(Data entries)
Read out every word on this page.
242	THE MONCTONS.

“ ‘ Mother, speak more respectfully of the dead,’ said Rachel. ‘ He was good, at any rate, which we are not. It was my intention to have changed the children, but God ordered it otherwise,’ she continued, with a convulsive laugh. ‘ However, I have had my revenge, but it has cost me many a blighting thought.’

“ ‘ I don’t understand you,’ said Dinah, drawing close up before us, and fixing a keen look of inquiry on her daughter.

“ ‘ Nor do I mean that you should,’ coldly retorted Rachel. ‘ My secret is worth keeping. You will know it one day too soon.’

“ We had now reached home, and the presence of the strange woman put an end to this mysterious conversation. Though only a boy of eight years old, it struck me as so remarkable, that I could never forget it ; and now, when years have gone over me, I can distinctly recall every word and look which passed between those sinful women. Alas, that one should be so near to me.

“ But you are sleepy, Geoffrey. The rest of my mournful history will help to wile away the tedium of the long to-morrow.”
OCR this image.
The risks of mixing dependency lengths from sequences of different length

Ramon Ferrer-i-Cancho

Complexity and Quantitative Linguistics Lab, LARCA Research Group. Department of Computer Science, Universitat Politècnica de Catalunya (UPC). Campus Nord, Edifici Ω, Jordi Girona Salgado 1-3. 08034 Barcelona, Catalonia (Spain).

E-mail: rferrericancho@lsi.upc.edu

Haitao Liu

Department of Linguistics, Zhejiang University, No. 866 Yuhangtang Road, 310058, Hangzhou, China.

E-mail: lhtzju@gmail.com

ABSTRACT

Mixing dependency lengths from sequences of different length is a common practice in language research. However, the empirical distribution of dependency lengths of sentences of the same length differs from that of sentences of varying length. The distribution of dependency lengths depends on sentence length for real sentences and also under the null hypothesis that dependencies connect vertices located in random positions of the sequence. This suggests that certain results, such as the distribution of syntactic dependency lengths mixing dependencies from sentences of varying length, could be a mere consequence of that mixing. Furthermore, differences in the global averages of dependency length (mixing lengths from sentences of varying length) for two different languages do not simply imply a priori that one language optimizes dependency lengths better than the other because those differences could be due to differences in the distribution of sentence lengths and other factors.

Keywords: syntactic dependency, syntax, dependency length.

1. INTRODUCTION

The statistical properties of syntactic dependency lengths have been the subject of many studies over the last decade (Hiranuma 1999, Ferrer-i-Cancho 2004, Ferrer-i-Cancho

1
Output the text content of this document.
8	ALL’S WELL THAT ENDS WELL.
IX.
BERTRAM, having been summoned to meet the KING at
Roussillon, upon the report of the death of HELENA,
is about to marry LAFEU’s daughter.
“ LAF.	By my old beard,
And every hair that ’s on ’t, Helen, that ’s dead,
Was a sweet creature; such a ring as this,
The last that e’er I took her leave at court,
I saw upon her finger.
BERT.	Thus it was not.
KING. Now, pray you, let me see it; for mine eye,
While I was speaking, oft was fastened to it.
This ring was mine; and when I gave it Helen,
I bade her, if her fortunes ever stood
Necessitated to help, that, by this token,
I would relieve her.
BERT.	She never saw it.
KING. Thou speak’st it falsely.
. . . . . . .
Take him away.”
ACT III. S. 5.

• Brief:
For the string "have", count the lines of the entries above that include it; answer with the number only.

• Expected output:
3